Challenge |
Find every line in the records that holds the string "Rzeczypospolitej". Copy each one.

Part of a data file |
Start
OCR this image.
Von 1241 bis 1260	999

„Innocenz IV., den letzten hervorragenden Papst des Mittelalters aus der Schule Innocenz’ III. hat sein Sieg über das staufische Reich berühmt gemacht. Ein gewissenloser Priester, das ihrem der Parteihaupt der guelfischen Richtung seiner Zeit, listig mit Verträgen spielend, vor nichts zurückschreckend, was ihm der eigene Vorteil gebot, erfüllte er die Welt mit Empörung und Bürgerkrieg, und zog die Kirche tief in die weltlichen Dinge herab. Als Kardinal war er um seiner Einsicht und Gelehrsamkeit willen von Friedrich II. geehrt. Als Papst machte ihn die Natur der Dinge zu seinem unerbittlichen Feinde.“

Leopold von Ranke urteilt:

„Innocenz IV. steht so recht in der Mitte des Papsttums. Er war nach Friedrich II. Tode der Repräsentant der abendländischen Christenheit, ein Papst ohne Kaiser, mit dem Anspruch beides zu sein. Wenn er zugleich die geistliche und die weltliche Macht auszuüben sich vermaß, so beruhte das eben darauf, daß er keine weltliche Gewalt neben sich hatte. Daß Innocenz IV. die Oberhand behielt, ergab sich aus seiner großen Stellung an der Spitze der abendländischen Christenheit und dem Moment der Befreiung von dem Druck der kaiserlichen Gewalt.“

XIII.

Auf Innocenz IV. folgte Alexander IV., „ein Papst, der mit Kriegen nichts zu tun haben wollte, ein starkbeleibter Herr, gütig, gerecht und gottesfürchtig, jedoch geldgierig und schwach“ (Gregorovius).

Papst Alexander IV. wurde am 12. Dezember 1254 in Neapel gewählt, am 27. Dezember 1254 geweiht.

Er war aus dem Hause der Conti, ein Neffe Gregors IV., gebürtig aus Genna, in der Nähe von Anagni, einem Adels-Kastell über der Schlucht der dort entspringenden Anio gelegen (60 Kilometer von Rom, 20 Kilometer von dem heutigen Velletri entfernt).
End
Start
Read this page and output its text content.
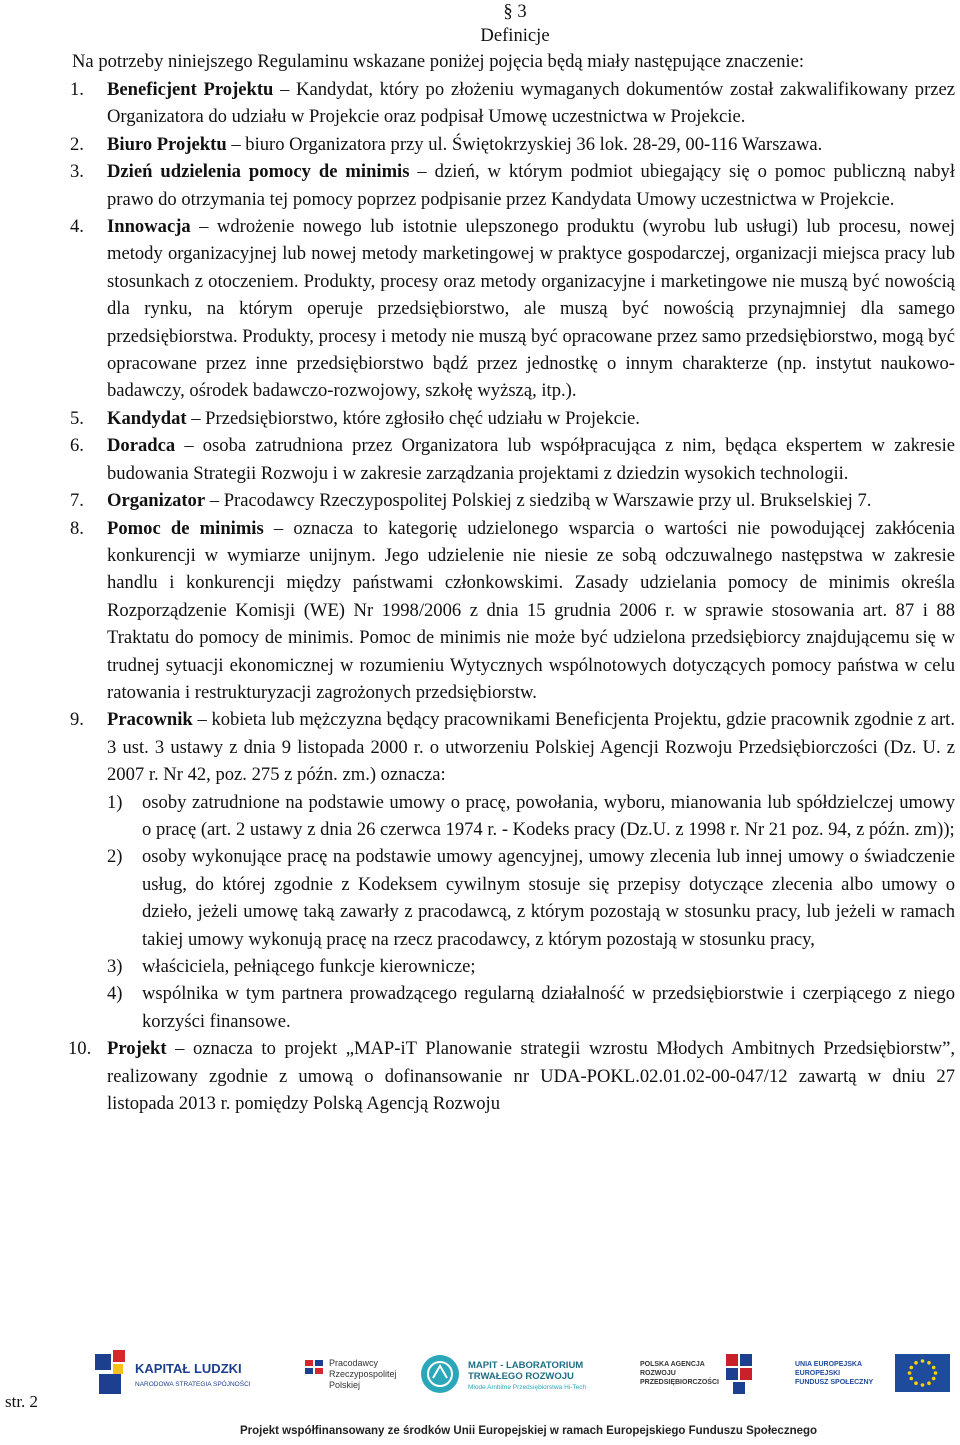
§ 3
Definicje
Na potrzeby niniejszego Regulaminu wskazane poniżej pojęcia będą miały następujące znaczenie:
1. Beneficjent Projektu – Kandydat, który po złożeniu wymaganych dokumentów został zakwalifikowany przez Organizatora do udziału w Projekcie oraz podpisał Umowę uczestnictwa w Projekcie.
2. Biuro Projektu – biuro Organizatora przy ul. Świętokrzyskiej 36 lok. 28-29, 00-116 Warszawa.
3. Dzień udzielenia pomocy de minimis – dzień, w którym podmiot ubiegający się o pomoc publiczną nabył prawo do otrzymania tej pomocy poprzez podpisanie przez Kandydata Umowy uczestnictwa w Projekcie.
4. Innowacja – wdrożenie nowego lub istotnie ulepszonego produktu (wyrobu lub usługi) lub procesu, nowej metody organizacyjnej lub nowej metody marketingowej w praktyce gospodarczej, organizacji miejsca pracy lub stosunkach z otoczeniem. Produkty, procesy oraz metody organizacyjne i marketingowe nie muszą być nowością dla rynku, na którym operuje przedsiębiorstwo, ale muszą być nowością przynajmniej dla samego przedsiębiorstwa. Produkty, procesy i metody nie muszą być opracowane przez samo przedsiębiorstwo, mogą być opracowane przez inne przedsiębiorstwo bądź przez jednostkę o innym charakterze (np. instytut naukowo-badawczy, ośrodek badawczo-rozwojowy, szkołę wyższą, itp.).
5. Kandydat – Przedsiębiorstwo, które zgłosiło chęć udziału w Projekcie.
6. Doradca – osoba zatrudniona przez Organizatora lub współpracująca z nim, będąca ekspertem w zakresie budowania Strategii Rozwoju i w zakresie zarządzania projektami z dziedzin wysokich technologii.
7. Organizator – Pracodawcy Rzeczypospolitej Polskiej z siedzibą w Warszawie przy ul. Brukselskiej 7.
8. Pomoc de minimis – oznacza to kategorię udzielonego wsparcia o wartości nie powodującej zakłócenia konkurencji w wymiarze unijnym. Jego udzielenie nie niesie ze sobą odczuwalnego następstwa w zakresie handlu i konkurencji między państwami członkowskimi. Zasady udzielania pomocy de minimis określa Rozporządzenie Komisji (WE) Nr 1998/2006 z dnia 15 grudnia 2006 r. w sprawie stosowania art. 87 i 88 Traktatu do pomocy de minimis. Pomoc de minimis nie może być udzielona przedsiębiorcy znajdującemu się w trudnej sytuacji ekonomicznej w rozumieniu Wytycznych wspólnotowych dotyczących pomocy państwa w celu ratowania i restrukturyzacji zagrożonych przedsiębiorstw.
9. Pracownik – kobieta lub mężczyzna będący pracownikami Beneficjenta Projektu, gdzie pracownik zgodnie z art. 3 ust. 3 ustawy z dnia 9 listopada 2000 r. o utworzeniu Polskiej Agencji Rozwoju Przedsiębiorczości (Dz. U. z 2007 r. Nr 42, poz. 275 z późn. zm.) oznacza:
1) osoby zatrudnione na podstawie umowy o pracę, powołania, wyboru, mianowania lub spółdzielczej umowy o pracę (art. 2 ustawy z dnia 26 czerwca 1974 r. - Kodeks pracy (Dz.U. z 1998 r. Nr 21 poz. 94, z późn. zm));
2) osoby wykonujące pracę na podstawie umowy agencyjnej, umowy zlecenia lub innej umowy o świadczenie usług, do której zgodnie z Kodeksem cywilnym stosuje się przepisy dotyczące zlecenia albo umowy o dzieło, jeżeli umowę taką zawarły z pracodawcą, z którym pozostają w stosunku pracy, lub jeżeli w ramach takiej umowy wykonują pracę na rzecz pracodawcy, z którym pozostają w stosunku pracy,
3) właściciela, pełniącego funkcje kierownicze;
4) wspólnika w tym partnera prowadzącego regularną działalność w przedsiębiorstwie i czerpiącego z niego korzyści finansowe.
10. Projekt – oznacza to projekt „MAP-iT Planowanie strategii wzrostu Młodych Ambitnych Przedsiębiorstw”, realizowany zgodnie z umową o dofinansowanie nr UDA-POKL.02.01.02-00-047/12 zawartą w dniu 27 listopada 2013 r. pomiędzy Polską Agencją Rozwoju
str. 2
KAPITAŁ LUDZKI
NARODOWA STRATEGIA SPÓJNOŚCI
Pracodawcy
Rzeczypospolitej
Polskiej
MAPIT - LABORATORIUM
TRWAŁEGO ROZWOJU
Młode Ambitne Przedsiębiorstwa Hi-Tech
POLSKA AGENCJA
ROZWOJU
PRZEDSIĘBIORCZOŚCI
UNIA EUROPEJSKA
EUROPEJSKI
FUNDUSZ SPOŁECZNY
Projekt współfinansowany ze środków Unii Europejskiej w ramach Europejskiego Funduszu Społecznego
End
Solution to this exercise |
7. Organizator – Pracodawcy Rzeczypospolitej Polskiej z siedzibą w Warszawie przy ul. Brukselskiej 7.
Rzeczypospolitej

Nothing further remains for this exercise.